-- start Records shown --
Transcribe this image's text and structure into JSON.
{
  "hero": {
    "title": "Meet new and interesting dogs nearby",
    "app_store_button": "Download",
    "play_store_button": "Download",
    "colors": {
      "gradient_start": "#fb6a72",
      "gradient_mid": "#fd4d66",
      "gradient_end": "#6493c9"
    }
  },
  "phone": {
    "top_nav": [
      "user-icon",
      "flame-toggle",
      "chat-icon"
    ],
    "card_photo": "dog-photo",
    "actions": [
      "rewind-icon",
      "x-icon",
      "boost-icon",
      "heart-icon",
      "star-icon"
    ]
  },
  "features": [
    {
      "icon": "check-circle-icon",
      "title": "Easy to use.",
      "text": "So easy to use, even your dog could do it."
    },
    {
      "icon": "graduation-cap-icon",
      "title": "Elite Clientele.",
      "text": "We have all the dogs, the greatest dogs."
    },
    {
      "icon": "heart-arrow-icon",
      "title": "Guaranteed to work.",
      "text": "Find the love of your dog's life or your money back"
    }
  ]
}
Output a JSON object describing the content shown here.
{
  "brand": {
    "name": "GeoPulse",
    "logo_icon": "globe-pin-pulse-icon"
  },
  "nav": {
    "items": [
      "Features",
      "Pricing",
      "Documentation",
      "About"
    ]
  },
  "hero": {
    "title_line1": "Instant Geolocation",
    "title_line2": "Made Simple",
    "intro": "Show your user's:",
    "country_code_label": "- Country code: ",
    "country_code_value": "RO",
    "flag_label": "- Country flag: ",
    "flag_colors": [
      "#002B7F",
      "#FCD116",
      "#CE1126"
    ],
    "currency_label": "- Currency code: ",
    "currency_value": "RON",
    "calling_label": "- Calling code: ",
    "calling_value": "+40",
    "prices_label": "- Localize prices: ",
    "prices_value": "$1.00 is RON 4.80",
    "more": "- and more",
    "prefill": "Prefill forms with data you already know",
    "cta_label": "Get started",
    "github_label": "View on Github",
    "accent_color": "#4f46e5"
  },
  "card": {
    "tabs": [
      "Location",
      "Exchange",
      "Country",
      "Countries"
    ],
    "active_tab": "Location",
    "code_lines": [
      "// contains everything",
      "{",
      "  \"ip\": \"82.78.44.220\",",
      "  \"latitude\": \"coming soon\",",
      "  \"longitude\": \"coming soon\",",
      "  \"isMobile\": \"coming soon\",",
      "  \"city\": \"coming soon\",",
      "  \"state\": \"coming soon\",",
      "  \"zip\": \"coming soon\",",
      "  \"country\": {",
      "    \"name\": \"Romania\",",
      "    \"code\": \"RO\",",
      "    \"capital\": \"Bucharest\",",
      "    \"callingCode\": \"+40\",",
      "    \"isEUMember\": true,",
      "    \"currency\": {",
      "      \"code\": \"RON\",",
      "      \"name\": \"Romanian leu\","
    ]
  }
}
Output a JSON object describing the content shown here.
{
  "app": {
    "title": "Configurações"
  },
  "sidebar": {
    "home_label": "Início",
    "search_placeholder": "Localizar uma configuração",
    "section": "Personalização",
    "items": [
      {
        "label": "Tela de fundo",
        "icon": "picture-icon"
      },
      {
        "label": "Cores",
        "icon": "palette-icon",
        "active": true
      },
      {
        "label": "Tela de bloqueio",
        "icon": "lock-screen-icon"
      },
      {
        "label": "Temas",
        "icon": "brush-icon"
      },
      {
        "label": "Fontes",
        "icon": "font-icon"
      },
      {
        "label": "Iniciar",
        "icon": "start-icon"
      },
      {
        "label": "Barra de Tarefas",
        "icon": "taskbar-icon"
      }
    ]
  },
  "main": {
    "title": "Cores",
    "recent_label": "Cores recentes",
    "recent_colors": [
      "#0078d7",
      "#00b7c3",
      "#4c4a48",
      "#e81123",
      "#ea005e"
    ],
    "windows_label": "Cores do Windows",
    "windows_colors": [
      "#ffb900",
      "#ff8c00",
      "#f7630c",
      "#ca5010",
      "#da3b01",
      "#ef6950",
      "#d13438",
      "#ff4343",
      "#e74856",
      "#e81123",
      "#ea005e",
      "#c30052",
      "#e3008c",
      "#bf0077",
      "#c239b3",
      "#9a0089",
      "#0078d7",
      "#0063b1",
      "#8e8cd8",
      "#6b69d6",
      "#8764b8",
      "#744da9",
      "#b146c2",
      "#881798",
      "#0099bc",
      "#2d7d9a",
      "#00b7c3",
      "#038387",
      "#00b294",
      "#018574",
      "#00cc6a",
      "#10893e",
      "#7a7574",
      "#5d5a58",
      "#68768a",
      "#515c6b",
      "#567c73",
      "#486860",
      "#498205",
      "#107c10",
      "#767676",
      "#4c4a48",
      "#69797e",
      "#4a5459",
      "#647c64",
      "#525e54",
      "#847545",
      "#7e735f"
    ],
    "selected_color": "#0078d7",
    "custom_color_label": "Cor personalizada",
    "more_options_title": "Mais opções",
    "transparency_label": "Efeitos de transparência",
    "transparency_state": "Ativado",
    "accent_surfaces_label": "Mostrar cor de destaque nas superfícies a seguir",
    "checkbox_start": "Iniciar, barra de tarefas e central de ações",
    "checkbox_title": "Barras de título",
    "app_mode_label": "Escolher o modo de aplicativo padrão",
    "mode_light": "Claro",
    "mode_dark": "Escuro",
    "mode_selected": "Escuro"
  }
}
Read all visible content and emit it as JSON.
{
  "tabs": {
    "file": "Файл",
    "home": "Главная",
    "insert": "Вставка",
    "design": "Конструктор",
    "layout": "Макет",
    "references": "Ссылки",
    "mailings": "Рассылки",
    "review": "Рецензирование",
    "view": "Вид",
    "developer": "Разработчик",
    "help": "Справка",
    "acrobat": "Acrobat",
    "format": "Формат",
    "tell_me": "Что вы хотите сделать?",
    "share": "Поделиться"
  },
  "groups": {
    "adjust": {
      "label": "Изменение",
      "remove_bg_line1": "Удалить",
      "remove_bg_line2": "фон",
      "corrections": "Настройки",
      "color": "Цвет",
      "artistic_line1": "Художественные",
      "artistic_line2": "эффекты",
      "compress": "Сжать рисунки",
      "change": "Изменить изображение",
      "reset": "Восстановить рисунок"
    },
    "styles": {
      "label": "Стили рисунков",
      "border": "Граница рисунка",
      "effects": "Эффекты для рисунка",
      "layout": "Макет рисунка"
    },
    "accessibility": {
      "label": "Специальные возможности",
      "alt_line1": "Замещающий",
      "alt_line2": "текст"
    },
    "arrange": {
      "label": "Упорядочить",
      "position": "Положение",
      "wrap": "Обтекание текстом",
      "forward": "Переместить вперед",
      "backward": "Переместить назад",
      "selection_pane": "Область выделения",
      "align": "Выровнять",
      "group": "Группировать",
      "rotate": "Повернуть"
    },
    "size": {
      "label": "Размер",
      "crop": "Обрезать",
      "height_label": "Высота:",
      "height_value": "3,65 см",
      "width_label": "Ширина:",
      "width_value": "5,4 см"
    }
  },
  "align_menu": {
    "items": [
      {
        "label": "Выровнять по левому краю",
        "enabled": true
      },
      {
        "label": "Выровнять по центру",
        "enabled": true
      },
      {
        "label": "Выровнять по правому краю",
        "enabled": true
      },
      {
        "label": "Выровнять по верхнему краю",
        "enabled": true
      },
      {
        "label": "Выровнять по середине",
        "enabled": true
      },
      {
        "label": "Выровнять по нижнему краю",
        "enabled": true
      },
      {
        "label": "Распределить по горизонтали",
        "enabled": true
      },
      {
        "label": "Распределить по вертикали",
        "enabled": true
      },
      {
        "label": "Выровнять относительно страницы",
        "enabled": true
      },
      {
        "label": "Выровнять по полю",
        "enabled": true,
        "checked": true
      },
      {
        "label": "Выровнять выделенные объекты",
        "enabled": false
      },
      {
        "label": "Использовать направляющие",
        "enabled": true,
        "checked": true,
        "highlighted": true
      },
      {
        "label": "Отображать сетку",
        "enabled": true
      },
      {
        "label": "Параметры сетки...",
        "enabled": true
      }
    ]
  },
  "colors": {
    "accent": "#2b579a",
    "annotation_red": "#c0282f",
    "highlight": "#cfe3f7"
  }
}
-- end Records shown --
What you will do:
Consider the entries above and return each line with the string "JSON".

Right answer:
Transcribe this image's text and structure into JSON.
Output a JSON object describing the content shown here.
Output a JSON object describing the content shown here.
Read all visible content and emit it as JSON.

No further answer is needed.